**EXTRACTED RECORDS:**
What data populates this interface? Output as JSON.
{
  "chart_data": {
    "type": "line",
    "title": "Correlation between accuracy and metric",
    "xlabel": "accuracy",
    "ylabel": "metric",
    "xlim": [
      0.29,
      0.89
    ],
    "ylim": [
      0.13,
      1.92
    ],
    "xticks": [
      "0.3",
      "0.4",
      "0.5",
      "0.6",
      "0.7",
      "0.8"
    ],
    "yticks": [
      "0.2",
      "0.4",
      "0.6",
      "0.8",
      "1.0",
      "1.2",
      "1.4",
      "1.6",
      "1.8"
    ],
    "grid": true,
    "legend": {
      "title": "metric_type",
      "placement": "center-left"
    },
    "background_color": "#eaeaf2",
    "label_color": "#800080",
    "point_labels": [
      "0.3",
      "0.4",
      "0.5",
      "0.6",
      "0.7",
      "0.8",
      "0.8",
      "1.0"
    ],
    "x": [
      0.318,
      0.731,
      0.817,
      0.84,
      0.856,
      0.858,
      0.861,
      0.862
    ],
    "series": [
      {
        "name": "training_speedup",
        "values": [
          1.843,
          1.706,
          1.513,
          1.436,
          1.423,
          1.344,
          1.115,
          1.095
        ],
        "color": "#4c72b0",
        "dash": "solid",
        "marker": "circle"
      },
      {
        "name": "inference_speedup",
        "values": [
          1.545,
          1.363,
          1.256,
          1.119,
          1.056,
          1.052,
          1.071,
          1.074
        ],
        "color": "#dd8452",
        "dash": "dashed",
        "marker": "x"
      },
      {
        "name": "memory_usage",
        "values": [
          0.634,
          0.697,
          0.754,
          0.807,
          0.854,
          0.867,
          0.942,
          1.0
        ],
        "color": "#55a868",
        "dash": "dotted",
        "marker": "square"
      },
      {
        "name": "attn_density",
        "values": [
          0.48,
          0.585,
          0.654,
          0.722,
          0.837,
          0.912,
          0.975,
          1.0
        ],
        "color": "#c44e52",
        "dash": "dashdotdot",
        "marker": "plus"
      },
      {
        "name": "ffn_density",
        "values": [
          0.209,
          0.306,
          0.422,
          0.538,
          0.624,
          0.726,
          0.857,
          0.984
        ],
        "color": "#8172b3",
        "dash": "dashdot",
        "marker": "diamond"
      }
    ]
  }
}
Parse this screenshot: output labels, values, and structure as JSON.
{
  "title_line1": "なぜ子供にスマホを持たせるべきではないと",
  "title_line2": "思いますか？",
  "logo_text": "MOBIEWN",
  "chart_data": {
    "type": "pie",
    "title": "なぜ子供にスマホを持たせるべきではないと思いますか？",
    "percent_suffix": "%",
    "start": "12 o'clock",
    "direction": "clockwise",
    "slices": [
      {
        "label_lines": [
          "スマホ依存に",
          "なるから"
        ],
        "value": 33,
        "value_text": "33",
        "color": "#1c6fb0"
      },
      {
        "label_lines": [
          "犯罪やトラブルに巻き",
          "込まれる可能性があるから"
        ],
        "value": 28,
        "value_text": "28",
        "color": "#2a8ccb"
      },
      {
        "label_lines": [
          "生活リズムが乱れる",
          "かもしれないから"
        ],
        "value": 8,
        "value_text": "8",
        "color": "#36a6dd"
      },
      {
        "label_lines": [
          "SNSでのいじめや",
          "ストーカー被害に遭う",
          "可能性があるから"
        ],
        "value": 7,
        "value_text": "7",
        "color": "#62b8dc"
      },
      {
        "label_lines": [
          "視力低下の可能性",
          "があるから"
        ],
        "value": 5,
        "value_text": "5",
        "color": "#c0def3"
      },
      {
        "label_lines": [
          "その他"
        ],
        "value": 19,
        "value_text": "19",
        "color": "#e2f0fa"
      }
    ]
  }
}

**AIM:**
All entries shown above should be printed again exactly.

**CORRECT OUTPUT:**
What data populates this interface? Output as JSON.
{
  "chart_data": {
    "type": "line",
    "title": "Correlation between accuracy and metric",
    "xlabel": "accuracy",
    "ylabel": "metric",
    "xlim": [
      0.29,
      0.89
    ],
    "ylim": [
      0.13,
      1.92
    ],
    "xticks": [
      "0.3",
      "0.4",
      "0.5",
      "0.6",
      "0.7",
      "0.8"
    ],
    "yticks": [
      "0.2",
      "0.4",
      "0.6",
      "0.8",
      "1.0",
      "1.2",
      "1.4",
      "1.6",
      "1.8"
    ],
    "grid": true,
    "legend": {
      "title": "metric_type",
      "placement": "center-left"
    },
    "background_color": "#eaeaf2",
    "label_color": "#800080",
    "point_labels": [
      "0.3",
      "0.4",
      "0.5",
      "0.6",
      "0.7",
      "0.8",
      "0.8",
      "1.0"
    ],
    "x": [
      0.318,
      0.731,
      0.817,
      0.84,
      0.856,
      0.858,
      0.861,
      0.862
    ],
    "series": [
      {
        "name": "training_speedup",
        "values": [
          1.843,
          1.706,
          1.513,
          1.436,
          1.423,
          1.344,
          1.115,
          1.095
        ],
        "color": "#4c72b0",
        "dash": "solid",
        "marker": "circle"
      },
      {
        "name": "inference_speedup",
        "values": [
          1.545,
          1.363,
          1.256,
          1.119,
          1.056,
          1.052,
          1.071,
          1.074
        ],
        "color": "#dd8452",
        "dash": "dashed",
        "marker": "x"
      },
      {
        "name": "memory_usage",
        "values": [
          0.634,
          0.697,
          0.754,
          0.807,
          0.854,
          0.867,
          0.942,
          1.0
        ],
        "color": "#55a868",
        "dash": "dotted",
        "marker": "square"
      },
      {
        "name": "attn_density",
        "values": [
          0.48,
          0.585,
          0.654,
          0.722,
          0.837,
          0.912,
          0.975,
          1.0
        ],
        "color": "#c44e52",
        "dash": "dashdotdot",
        "marker": "plus"
      },
      {
        "name": "ffn_density",
        "values": [
          0.209,
          0.306,
          0.422,
          0.538,
          0.624,
          0.726,
          0.857,
          0.984
        ],
        "color": "#8172b3",
        "dash": "dashdot",
        "marker": "diamond"
      }
    ]
  }
}
Parse this screenshot: output labels, values, and structure as JSON.
{
  "title_line1": "なぜ子供にスマホを持たせるべきではないと",
  "title_line2": "思いますか？",
  "logo_text": "MOBIEWN",
  "chart_data": {
    "type": "pie",
    "title": "なぜ子供にスマホを持たせるべきではないと思いますか？",
    "percent_suffix": "%",
    "start": "12 o'clock",
    "direction": "clockwise",
    "slices": [
      {
        "label_lines": [
          "スマホ依存に",
          "なるから"
        ],
        "value": 33,
        "value_text": "33",
        "color": "#1c6fb0"
      },
      {
        "label_lines": [
          "犯罪やトラブルに巻き",
          "込まれる可能性があるから"
        ],
        "value": 28,
        "value_text": "28",
        "color": "#2a8ccb"
      },
      {
        "label_lines": [
          "生活リズムが乱れる",
          "かもしれないから"
        ],
        "value": 8,
        "value_text": "8",
        "color": "#36a6dd"
      },
      {
        "label_lines": [
          "SNSでのいじめや",
          "ストーカー被害に遭う",
          "可能性があるから"
        ],
        "value": 7,
        "value_text": "7",
        "color": "#62b8dc"
      },
      {
        "label_lines": [
          "視力低下の可能性",
          "があるから"
        ],
        "value": 5,
        "value_text": "5",
        "color": "#c0def3"
      },
      {
        "label_lines": [
          "その他"
        ],
        "value": 19,
        "value_text": "19",
        "color": "#e2f0fa"
      }
    ]
  }
}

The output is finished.